Stated exercise: Below are some entries; can you quote all of them exactly?

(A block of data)
• • • •

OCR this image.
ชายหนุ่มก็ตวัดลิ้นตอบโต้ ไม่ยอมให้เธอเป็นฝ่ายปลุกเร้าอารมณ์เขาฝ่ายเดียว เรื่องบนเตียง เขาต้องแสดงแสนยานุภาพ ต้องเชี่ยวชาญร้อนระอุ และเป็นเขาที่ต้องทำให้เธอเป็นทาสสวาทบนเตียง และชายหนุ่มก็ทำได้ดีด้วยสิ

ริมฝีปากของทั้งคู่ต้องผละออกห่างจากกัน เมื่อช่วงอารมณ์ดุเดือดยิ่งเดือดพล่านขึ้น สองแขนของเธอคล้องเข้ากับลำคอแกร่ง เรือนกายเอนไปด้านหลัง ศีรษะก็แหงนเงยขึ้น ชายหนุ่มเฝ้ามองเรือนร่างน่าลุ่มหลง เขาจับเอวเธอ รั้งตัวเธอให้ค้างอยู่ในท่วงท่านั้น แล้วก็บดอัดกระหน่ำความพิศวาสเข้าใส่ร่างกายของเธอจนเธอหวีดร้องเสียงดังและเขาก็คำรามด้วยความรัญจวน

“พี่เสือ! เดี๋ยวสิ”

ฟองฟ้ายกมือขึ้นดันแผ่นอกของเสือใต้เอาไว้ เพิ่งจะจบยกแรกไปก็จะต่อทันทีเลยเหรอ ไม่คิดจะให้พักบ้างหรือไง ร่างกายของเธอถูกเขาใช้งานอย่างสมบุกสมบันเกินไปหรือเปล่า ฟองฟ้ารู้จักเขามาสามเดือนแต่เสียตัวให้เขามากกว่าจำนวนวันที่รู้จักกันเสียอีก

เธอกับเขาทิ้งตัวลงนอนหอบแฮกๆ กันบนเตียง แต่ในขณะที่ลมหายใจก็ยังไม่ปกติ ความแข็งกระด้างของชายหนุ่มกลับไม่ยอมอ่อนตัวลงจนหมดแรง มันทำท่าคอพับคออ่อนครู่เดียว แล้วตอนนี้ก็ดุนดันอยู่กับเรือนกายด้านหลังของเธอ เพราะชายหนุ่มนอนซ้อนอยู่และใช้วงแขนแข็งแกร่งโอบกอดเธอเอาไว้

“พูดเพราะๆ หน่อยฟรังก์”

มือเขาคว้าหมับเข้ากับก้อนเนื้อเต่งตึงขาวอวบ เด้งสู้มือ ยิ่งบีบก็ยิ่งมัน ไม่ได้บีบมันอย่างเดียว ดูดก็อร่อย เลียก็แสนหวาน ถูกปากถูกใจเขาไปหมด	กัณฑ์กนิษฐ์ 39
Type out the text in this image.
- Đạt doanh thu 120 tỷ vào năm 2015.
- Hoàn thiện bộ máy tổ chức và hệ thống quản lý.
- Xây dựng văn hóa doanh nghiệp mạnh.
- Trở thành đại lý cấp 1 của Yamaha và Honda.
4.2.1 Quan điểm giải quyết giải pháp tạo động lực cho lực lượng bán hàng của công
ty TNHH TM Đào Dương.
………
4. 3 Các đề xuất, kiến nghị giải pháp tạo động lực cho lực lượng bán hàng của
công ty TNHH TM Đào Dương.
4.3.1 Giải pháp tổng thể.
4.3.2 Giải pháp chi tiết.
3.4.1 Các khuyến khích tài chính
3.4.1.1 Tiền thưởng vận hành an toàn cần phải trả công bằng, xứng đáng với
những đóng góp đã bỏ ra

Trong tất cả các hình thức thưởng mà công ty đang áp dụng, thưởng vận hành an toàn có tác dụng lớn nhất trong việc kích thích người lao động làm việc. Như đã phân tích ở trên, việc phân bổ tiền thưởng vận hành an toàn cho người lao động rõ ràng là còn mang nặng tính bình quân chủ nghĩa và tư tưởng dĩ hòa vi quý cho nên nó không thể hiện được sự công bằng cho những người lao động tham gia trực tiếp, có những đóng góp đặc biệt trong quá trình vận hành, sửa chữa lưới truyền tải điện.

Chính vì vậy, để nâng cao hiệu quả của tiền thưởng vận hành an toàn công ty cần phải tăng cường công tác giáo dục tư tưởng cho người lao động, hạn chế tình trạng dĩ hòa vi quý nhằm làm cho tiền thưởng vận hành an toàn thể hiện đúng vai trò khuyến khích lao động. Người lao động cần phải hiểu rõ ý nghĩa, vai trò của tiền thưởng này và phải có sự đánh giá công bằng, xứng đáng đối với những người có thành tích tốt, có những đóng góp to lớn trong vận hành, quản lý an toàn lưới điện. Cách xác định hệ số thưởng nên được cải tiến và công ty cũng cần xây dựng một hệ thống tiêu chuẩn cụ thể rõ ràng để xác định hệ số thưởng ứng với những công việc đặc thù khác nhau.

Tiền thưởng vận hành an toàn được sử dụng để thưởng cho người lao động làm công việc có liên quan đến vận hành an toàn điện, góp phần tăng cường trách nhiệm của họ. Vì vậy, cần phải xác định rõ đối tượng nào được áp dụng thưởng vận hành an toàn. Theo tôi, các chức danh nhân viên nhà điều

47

• • • •

Reply to the exercise:
OCR this image.
ชายหนุ่มก็ตวัดลิ้นตอบโต้ ไม่ยอมให้เธอเป็นฝ่ายปลุกเร้าอารมณ์เขาฝ่ายเดียว เรื่องบนเตียง เขาต้องแสดงแสนยานุภาพ ต้องเชี่ยวชาญร้อนระอุ และเป็นเขาที่ต้องทำให้เธอเป็นทาสสวาทบนเตียง และชายหนุ่มก็ทำได้ดีด้วยสิ

ริมฝีปากของทั้งคู่ต้องผละออกห่างจากกัน เมื่อช่วงอารมณ์ดุเดือดยิ่งเดือดพล่านขึ้น สองแขนของเธอคล้องเข้ากับลำคอแกร่ง เรือนกายเอนไปด้านหลัง ศีรษะก็แหงนเงยขึ้น ชายหนุ่มเฝ้ามองเรือนร่างน่าลุ่มหลง เขาจับเอวเธอ รั้งตัวเธอให้ค้างอยู่ในท่วงท่านั้น แล้วก็บดอัดกระหน่ำความพิศวาสเข้าใส่ร่างกายของเธอจนเธอหวีดร้องเสียงดังและเขาก็คำรามด้วยความรัญจวน

“พี่เสือ! เดี๋ยวสิ”

ฟองฟ้ายกมือขึ้นดันแผ่นอกของเสือใต้เอาไว้ เพิ่งจะจบยกแรกไปก็จะต่อทันทีเลยเหรอ ไม่คิดจะให้พักบ้างหรือไง ร่างกายของเธอถูกเขาใช้งานอย่างสมบุกสมบันเกินไปหรือเปล่า ฟองฟ้ารู้จักเขามาสามเดือนแต่เสียตัวให้เขามากกว่าจำนวนวันที่รู้จักกันเสียอีก

เธอกับเขาทิ้งตัวลงนอนหอบแฮกๆ กันบนเตียง แต่ในขณะที่ลมหายใจก็ยังไม่ปกติ ความแข็งกระด้างของชายหนุ่มกลับไม่ยอมอ่อนตัวลงจนหมดแรง มันทำท่าคอพับคออ่อนครู่เดียว แล้วตอนนี้ก็ดุนดันอยู่กับเรือนกายด้านหลังของเธอ เพราะชายหนุ่มนอนซ้อนอยู่และใช้วงแขนแข็งแกร่งโอบกอดเธอเอาไว้

“พูดเพราะๆ หน่อยฟรังก์”

มือเขาคว้าหมับเข้ากับก้อนเนื้อเต่งตึงขาวอวบ เด้งสู้มือ ยิ่งบีบก็ยิ่งมัน ไม่ได้บีบมันอย่างเดียว ดูดก็อร่อย เลียก็แสนหวาน ถูกปากถูกใจเขาไปหมด	กัณฑ์กนิษฐ์ 39
Type out the text in this image.
- Đạt doanh thu 120 tỷ vào năm 2015.
- Hoàn thiện bộ máy tổ chức và hệ thống quản lý.
- Xây dựng văn hóa doanh nghiệp mạnh.
- Trở thành đại lý cấp 1 của Yamaha và Honda.
4.2.1 Quan điểm giải quyết giải pháp tạo động lực cho lực lượng bán hàng của công
ty TNHH TM Đào Dương.
………
4. 3 Các đề xuất, kiến nghị giải pháp tạo động lực cho lực lượng bán hàng của
công ty TNHH TM Đào Dương.
4.3.1 Giải pháp tổng thể.
4.3.2 Giải pháp chi tiết.
3.4.1 Các khuyến khích tài chính
3.4.1.1 Tiền thưởng vận hành an toàn cần phải trả công bằng, xứng đáng với
những đóng góp đã bỏ ra

Trong tất cả các hình thức thưởng mà công ty đang áp dụng, thưởng vận hành an toàn có tác dụng lớn nhất trong việc kích thích người lao động làm việc. Như đã phân tích ở trên, việc phân bổ tiền thưởng vận hành an toàn cho người lao động rõ ràng là còn mang nặng tính bình quân chủ nghĩa và tư tưởng dĩ hòa vi quý cho nên nó không thể hiện được sự công bằng cho những người lao động tham gia trực tiếp, có những đóng góp đặc biệt trong quá trình vận hành, sửa chữa lưới truyền tải điện.

Chính vì vậy, để nâng cao hiệu quả của tiền thưởng vận hành an toàn công ty cần phải tăng cường công tác giáo dục tư tưởng cho người lao động, hạn chế tình trạng dĩ hòa vi quý nhằm làm cho tiền thưởng vận hành an toàn thể hiện đúng vai trò khuyến khích lao động. Người lao động cần phải hiểu rõ ý nghĩa, vai trò của tiền thưởng này và phải có sự đánh giá công bằng, xứng đáng đối với những người có thành tích tốt, có những đóng góp to lớn trong vận hành, quản lý an toàn lưới điện. Cách xác định hệ số thưởng nên được cải tiến và công ty cũng cần xây dựng một hệ thống tiêu chuẩn cụ thể rõ ràng để xác định hệ số thưởng ứng với những công việc đặc thù khác nhau.

Tiền thưởng vận hành an toàn được sử dụng để thưởng cho người lao động làm công việc có liên quan đến vận hành an toàn điện, góp phần tăng cường trách nhiệm của họ. Vì vậy, cần phải xác định rõ đối tượng nào được áp dụng thưởng vận hành an toàn. Theo tôi, các chức danh nhân viên nhà điều

47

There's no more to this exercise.